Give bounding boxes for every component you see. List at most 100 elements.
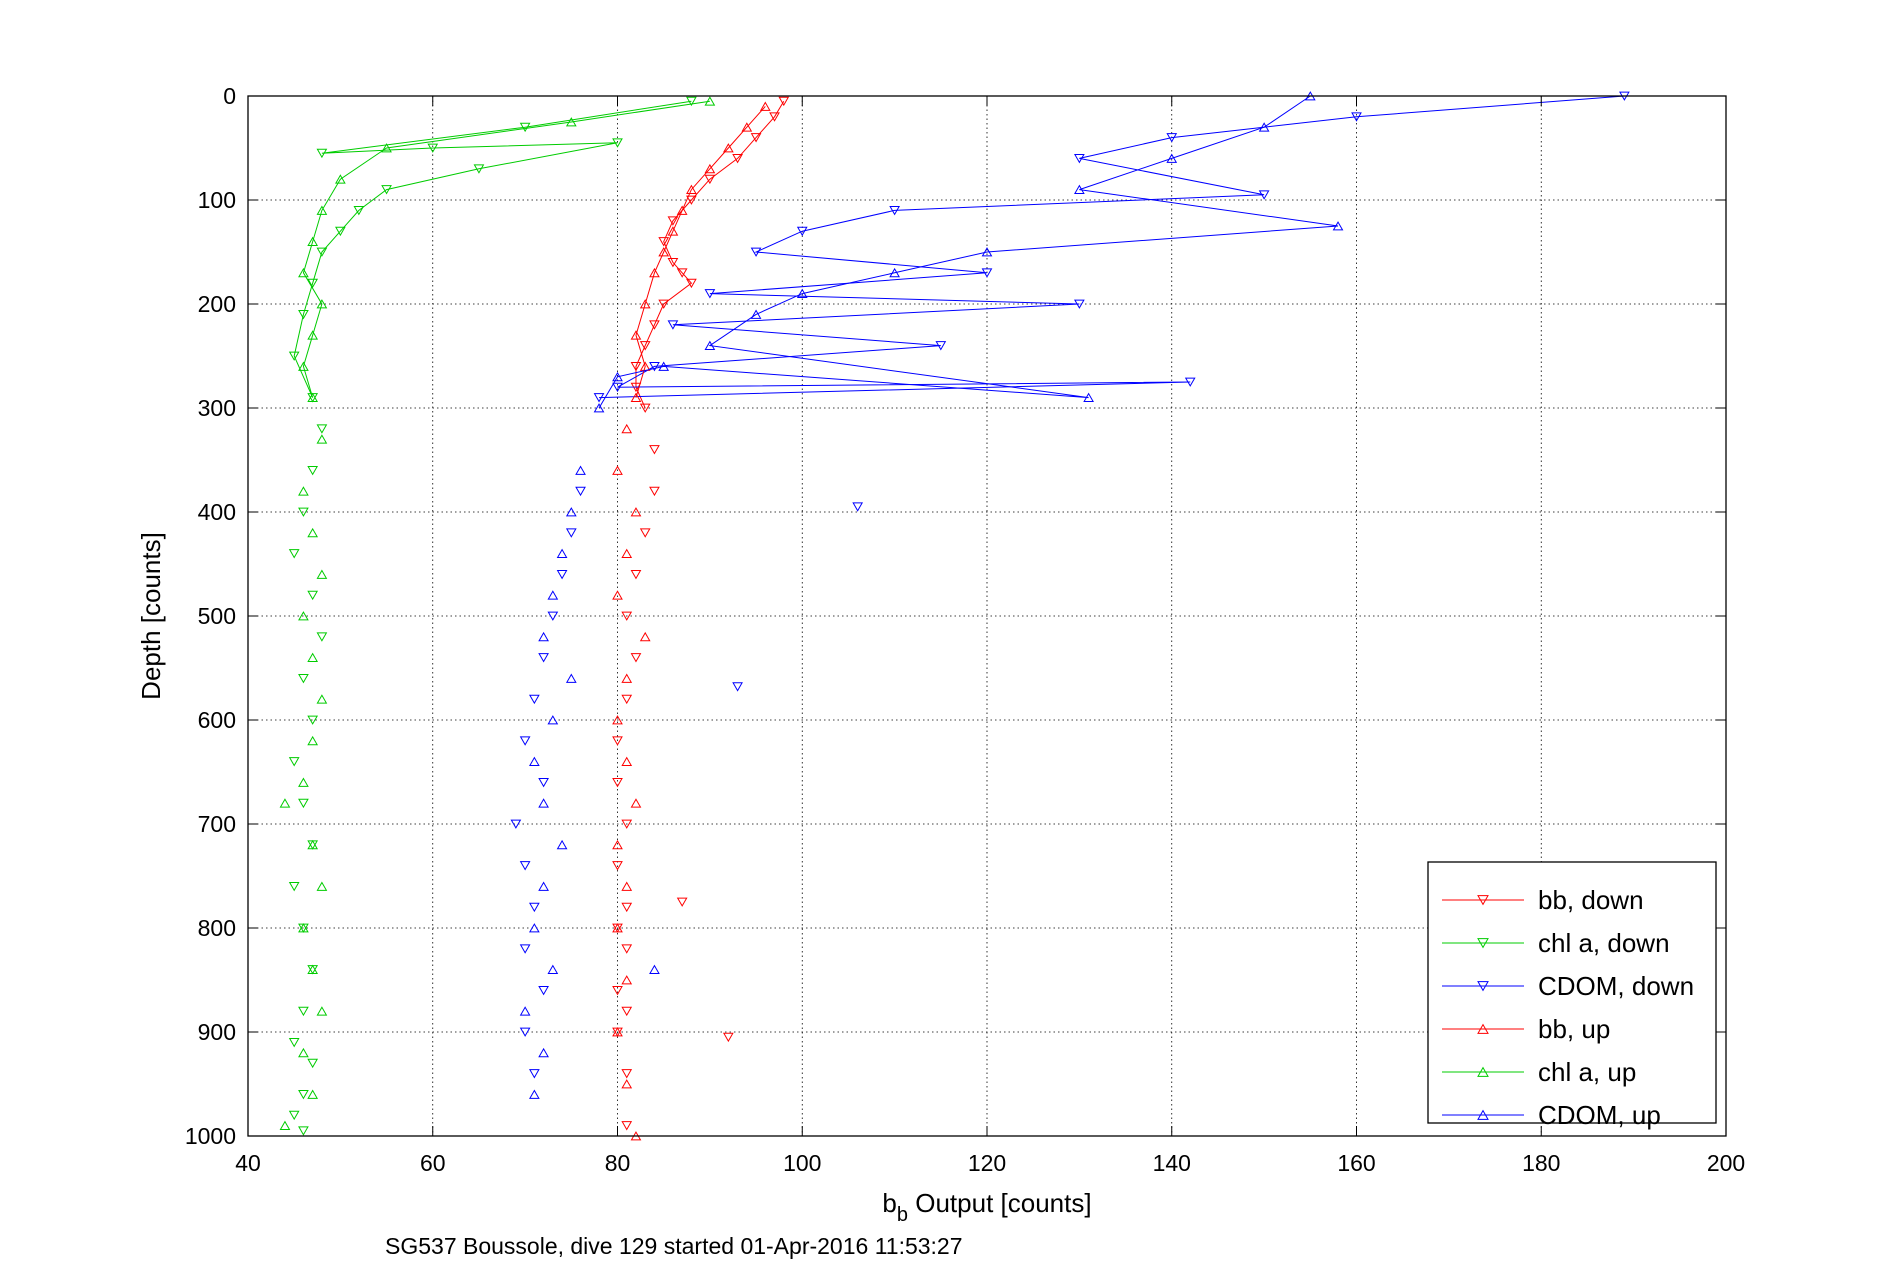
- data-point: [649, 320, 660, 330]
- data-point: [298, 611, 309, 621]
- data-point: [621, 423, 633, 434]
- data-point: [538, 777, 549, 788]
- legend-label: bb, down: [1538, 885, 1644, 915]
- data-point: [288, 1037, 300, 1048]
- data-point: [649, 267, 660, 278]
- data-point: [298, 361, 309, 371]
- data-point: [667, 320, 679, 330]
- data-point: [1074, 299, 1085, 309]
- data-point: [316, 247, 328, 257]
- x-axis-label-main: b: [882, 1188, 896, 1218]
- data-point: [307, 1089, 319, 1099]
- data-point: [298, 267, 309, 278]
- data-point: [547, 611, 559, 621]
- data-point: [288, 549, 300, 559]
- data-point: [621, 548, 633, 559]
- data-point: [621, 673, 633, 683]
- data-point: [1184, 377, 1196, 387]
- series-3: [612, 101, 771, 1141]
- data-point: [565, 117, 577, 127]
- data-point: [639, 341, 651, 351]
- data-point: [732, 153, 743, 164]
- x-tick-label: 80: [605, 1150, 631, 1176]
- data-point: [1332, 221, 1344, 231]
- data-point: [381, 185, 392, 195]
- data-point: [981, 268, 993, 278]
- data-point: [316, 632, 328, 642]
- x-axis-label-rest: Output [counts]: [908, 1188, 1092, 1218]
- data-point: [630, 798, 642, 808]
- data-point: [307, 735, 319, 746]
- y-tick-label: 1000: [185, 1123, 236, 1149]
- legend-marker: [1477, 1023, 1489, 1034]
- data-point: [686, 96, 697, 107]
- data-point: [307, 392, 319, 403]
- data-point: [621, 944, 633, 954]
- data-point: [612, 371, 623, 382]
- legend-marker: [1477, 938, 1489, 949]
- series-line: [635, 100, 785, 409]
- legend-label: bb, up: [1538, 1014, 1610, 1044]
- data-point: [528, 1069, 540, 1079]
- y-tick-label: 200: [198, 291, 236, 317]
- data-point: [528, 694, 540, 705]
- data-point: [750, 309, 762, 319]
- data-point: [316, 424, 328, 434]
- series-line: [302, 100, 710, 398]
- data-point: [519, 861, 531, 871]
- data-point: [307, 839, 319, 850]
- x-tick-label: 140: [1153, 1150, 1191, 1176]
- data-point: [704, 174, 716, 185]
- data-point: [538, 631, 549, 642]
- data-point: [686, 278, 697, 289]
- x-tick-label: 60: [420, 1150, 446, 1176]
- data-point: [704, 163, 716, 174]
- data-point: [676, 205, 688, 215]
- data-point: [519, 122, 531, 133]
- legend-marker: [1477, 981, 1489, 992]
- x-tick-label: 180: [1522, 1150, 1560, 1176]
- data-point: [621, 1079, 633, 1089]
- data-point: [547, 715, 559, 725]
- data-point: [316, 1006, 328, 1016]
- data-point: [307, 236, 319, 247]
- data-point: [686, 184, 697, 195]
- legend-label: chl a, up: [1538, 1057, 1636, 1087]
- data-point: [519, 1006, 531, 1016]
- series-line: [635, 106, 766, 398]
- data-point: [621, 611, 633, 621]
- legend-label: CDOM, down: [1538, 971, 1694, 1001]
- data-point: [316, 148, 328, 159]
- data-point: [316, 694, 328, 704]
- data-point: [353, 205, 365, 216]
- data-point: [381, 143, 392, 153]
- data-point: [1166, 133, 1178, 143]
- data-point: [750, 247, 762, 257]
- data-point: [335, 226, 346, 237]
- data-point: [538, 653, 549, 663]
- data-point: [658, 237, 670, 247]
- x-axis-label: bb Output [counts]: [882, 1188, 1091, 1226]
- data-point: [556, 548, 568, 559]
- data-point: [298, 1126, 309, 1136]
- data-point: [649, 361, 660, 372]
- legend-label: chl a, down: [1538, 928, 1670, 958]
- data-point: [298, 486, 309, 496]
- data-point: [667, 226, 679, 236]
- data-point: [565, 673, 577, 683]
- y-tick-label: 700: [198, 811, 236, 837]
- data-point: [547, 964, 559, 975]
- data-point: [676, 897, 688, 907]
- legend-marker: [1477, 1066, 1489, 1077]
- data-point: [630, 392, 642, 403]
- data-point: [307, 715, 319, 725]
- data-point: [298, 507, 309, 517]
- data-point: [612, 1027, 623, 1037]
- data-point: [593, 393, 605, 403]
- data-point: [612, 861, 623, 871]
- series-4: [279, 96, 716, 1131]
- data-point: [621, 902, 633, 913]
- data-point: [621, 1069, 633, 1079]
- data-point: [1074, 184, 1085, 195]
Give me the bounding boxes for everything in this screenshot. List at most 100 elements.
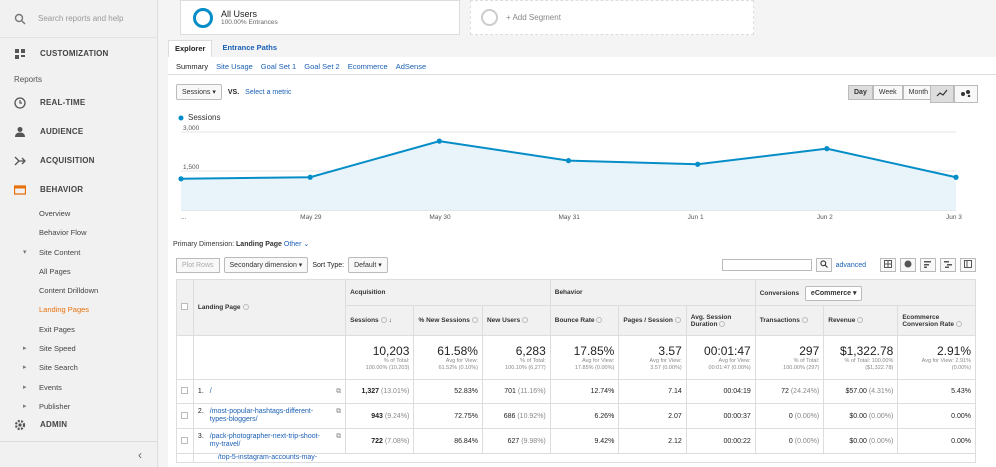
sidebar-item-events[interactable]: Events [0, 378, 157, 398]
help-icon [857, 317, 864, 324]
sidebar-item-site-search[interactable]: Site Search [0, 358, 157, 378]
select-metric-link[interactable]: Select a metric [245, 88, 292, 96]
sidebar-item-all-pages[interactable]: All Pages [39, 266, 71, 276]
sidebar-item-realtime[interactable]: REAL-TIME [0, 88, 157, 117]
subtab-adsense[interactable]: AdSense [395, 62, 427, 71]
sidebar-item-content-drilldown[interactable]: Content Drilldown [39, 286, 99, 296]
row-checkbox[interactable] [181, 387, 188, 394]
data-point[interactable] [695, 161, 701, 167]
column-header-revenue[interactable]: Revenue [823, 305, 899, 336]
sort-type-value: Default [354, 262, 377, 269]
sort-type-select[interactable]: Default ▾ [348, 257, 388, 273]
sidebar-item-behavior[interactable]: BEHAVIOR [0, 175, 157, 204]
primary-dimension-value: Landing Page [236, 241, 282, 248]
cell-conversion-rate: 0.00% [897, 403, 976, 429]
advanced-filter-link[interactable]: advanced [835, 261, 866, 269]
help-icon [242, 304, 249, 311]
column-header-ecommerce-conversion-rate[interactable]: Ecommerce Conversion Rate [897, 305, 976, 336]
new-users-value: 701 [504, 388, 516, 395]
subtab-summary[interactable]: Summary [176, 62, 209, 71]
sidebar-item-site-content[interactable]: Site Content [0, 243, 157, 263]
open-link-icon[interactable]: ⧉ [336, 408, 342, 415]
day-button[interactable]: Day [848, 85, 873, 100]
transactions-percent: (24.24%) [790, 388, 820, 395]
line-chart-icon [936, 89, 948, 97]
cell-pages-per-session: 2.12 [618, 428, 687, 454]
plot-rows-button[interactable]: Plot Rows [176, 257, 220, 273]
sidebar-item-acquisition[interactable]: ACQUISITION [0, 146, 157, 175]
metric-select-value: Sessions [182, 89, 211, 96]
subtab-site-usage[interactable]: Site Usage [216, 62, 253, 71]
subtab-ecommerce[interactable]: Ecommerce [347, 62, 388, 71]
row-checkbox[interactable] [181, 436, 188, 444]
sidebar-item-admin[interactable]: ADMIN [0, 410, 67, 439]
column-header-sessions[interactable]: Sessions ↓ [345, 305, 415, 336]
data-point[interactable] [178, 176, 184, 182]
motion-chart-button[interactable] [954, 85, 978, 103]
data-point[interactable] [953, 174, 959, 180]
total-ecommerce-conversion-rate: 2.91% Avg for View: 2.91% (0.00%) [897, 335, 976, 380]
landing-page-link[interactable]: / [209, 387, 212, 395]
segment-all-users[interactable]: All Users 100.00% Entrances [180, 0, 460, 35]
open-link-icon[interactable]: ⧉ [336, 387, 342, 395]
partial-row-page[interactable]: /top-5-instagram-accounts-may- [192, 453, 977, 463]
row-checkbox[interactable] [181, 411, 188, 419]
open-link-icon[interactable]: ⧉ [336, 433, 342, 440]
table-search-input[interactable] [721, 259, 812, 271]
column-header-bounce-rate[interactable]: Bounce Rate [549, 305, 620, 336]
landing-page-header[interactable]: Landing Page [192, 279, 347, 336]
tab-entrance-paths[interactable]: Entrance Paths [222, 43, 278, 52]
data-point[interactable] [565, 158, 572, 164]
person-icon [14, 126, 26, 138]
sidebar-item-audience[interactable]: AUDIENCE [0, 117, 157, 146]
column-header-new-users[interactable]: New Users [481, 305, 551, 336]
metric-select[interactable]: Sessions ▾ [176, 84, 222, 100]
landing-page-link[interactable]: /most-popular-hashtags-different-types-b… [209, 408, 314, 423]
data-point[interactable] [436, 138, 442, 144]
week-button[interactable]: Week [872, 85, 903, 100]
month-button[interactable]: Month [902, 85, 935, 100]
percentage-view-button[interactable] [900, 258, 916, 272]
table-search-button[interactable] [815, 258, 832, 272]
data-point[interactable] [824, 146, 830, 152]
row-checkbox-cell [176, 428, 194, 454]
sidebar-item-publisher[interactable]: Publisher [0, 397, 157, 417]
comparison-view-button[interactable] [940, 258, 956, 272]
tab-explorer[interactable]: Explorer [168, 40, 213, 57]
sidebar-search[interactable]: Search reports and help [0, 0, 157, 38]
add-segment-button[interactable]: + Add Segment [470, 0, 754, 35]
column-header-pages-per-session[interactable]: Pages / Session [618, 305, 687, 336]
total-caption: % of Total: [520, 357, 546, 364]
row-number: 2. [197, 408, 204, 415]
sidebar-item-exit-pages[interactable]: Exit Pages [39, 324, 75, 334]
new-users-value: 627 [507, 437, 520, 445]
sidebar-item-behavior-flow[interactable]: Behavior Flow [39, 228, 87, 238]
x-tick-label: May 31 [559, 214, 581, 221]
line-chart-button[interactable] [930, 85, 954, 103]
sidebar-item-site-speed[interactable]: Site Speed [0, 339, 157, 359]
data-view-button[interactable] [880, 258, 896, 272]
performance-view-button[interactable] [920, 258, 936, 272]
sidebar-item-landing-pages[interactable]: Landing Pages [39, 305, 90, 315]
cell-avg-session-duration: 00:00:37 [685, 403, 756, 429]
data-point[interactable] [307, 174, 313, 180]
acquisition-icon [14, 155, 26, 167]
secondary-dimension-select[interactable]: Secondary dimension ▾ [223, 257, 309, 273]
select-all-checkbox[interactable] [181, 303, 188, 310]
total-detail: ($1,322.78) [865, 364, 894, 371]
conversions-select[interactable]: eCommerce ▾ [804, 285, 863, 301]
——————
(Directions): Gather every line of the material above that contains the string "bounding", and copy each one in full. Matching is case-sensitive.

(Final answer):
Give bounding boxes for every component you see. List at most 100 elements.
Give me the bounding boxes for everything in this screenshot. List at most 100 elements.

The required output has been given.